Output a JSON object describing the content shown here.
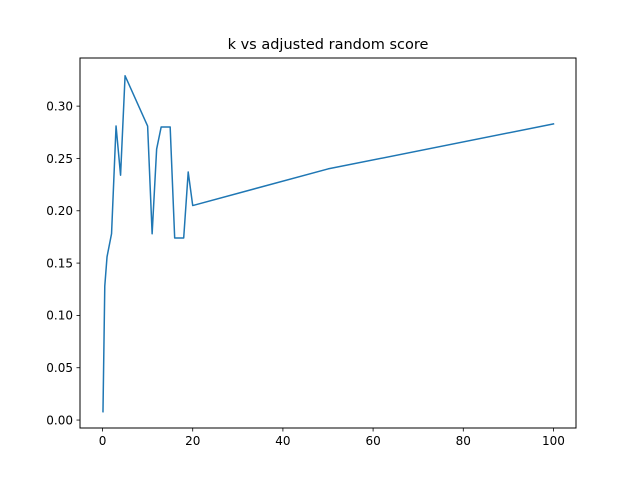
{
  "chart_data": {
    "type": "line",
    "title": "k vs adjusted random score",
    "xlabel": "",
    "ylabel": "",
    "xlim": [
      -4.995,
      104.995
    ],
    "ylim": [
      -0.0076,
      0.346
    ],
    "x_ticks": [
      0,
      20,
      40,
      60,
      80,
      100
    ],
    "y_ticks": [
      0.0,
      0.05,
      0.1,
      0.15,
      0.2,
      0.25,
      0.3
    ],
    "x_tick_labels": [
      "0",
      "20",
      "40",
      "60",
      "80",
      "100"
    ],
    "y_tick_labels": [
      "0.00",
      "0.05",
      "0.10",
      "0.15",
      "0.20",
      "0.25",
      "0.30"
    ],
    "grid": false,
    "series": [
      {
        "color": "#1f77b4",
        "x": [
          0.1,
          0.5,
          1,
          2,
          3,
          4,
          5,
          10,
          11,
          12,
          13,
          14,
          15,
          16,
          17,
          18,
          19,
          20,
          50,
          100
        ],
        "y": [
          0.008,
          0.128,
          0.156,
          0.178,
          0.281,
          0.234,
          0.329,
          0.281,
          0.178,
          0.259,
          0.28,
          0.28,
          0.28,
          0.174,
          0.174,
          0.174,
          0.237,
          0.205,
          0.24,
          0.283
        ]
      }
    ]
  }
}
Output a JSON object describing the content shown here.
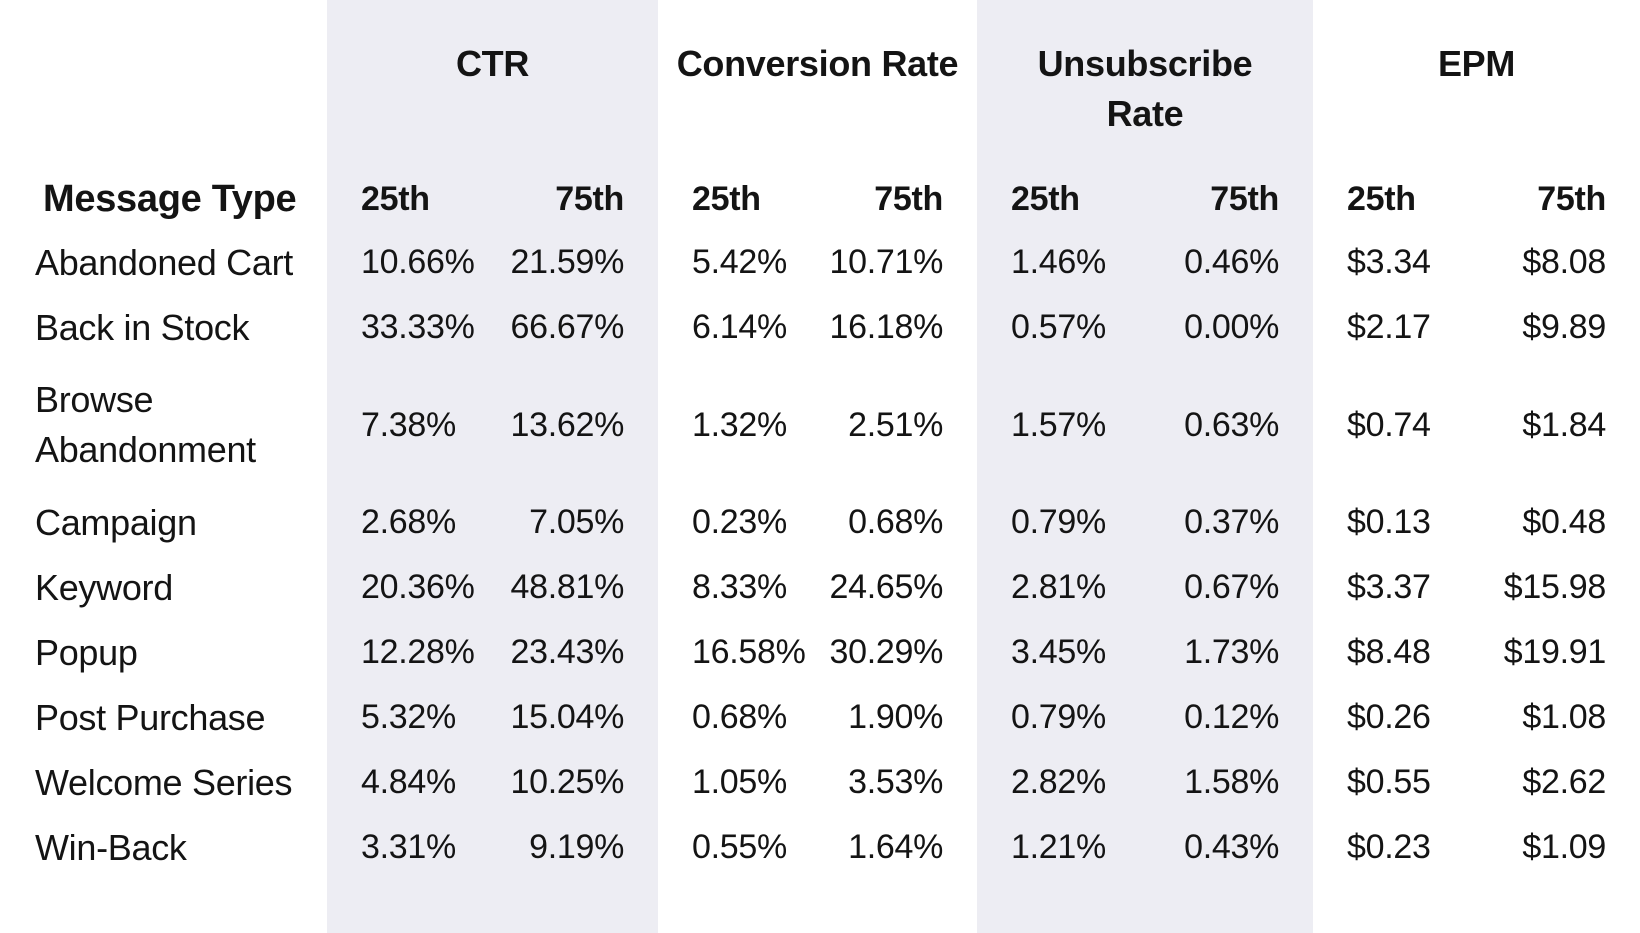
{
  "colors": {
    "background": "#ffffff",
    "column_band": "#ededf3",
    "text": "#141414"
  },
  "chart_data": {
    "type": "table",
    "row_header": "Message Type",
    "column_groups": [
      {
        "label": "CTR",
        "shaded": true,
        "sub_columns": [
          "25th",
          "75th"
        ]
      },
      {
        "label": "Conversion Rate",
        "shaded": false,
        "sub_columns": [
          "25th",
          "75th"
        ]
      },
      {
        "label": "Unsubscribe Rate",
        "shaded": true,
        "sub_columns": [
          "25th",
          "75th"
        ]
      },
      {
        "label": "EPM",
        "shaded": false,
        "sub_columns": [
          "25th",
          "75th"
        ]
      }
    ],
    "rows": [
      {
        "message_type": "Abandoned Cart",
        "values": [
          "10.66%",
          "21.59%",
          "5.42%",
          "10.71%",
          "1.46%",
          "0.46%",
          "$3.34",
          "$8.08"
        ]
      },
      {
        "message_type": "Back in Stock",
        "values": [
          "33.33%",
          "66.67%",
          "6.14%",
          "16.18%",
          "0.57%",
          "0.00%",
          "$2.17",
          "$9.89"
        ]
      },
      {
        "message_type": "Browse Abandonment",
        "values": [
          "7.38%",
          "13.62%",
          "1.32%",
          "2.51%",
          "1.57%",
          "0.63%",
          "$0.74",
          "$1.84"
        ]
      },
      {
        "message_type": "Campaign",
        "values": [
          "2.68%",
          "7.05%",
          "0.23%",
          "0.68%",
          "0.79%",
          "0.37%",
          "$0.13",
          "$0.48"
        ]
      },
      {
        "message_type": "Keyword",
        "values": [
          "20.36%",
          "48.81%",
          "8.33%",
          "24.65%",
          "2.81%",
          "0.67%",
          "$3.37",
          "$15.98"
        ]
      },
      {
        "message_type": "Popup",
        "values": [
          "12.28%",
          "23.43%",
          "16.58%",
          "30.29%",
          "3.45%",
          "1.73%",
          "$8.48",
          "$19.91"
        ]
      },
      {
        "message_type": "Post Purchase",
        "values": [
          "5.32%",
          "15.04%",
          "0.68%",
          "1.90%",
          "0.79%",
          "0.12%",
          "$0.26",
          "$1.08"
        ]
      },
      {
        "message_type": "Welcome Series",
        "values": [
          "4.84%",
          "10.25%",
          "1.05%",
          "3.53%",
          "2.82%",
          "1.58%",
          "$0.55",
          "$2.62"
        ]
      },
      {
        "message_type": "Win-Back",
        "values": [
          "3.31%",
          "9.19%",
          "0.55%",
          "1.64%",
          "1.21%",
          "0.43%",
          "$0.23",
          "$1.09"
        ]
      }
    ]
  }
}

——

## Objective
Output every entry exactly as given; pictures are not part of the copy.

## Response to this exercise
Output a JSON object describing the content shown here.
{
  "chart_data": {
    "type": "line",
    "title": "k vs adjusted random score",
    "xlabel": "",
    "ylabel": "",
    "xlim": [
      -4.995,
      104.995
    ],
    "ylim": [
      -0.0076,
      0.346
    ],
    "x_ticks": [
      0,
      20,
      40,
      60,
      80,
      100
    ],
    "y_ticks": [
      0.0,
      0.05,
      0.1,
      0.15,
      0.2,
      0.25,
      0.3
    ],
    "x_tick_labels": [
      "0",
      "20",
      "40",
      "60",
      "80",
      "100"
    ],
    "y_tick_labels": [
      "0.00",
      "0.05",
      "0.10",
      "0.15",
      "0.20",
      "0.25",
      "0.30"
    ],
    "grid": false,
    "series": [
      {
        "color": "#1f77b4",
        "x": [
          0.1,
          0.5,
          1,
          2,
          3,
          4,
          5,
          10,
          11,
          12,
          13,
          14,
          15,
          16,
          17,
          18,
          19,
          20,
          50,
          100
        ],
        "y": [
          0.008,
          0.128,
          0.156,
          0.178,
          0.281,
          0.234,
          0.329,
          0.281,
          0.178,
          0.259,
          0.28,
          0.28,
          0.28,
          0.174,
          0.174,
          0.174,
          0.237,
          0.205,
          0.24,
          0.283
        ]
      }
    ]
  }
}
Output a JSON object describing the content shown here.
{
  "colors": {
    "background": "#ffffff",
    "column_band": "#ededf3",
    "text": "#141414"
  },
  "chart_data": {
    "type": "table",
    "row_header": "Message Type",
    "column_groups": [
      {
        "label": "CTR",
        "shaded": true,
        "sub_columns": [
          "25th",
          "75th"
        ]
      },
      {
        "label": "Conversion Rate",
        "shaded": false,
        "sub_columns": [
          "25th",
          "75th"
        ]
      },
      {
        "label": "Unsubscribe Rate",
        "shaded": true,
        "sub_columns": [
          "25th",
          "75th"
        ]
      },
      {
        "label": "EPM",
        "shaded": false,
        "sub_columns": [
          "25th",
          "75th"
        ]
      }
    ],
    "rows": [
      {
        "message_type": "Abandoned Cart",
        "values": [
          "10.66%",
          "21.59%",
          "5.42%",
          "10.71%",
          "1.46%",
          "0.46%",
          "$3.34",
          "$8.08"
        ]
      },
      {
        "message_type": "Back in Stock",
        "values": [
          "33.33%",
          "66.67%",
          "6.14%",
          "16.18%",
          "0.57%",
          "0.00%",
          "$2.17",
          "$9.89"
        ]
      },
      {
        "message_type": "Browse Abandonment",
        "values": [
          "7.38%",
          "13.62%",
          "1.32%",
          "2.51%",
          "1.57%",
          "0.63%",
          "$0.74",
          "$1.84"
        ]
      },
      {
        "message_type": "Campaign",
        "values": [
          "2.68%",
          "7.05%",
          "0.23%",
          "0.68%",
          "0.79%",
          "0.37%",
          "$0.13",
          "$0.48"
        ]
      },
      {
        "message_type": "Keyword",
        "values": [
          "20.36%",
          "48.81%",
          "8.33%",
          "24.65%",
          "2.81%",
          "0.67%",
          "$3.37",
          "$15.98"
        ]
      },
      {
        "message_type": "Popup",
        "values": [
          "12.28%",
          "23.43%",
          "16.58%",
          "30.29%",
          "3.45%",
          "1.73%",
          "$8.48",
          "$19.91"
        ]
      },
      {
        "message_type": "Post Purchase",
        "values": [
          "5.32%",
          "15.04%",
          "0.68%",
          "1.90%",
          "0.79%",
          "0.12%",
          "$0.26",
          "$1.08"
        ]
      },
      {
        "message_type": "Welcome Series",
        "values": [
          "4.84%",
          "10.25%",
          "1.05%",
          "3.53%",
          "2.82%",
          "1.58%",
          "$0.55",
          "$2.62"
        ]
      },
      {
        "message_type": "Win-Back",
        "values": [
          "3.31%",
          "9.19%",
          "0.55%",
          "1.64%",
          "1.21%",
          "0.43%",
          "$0.23",
          "$1.09"
        ]
      }
    ]
  }
}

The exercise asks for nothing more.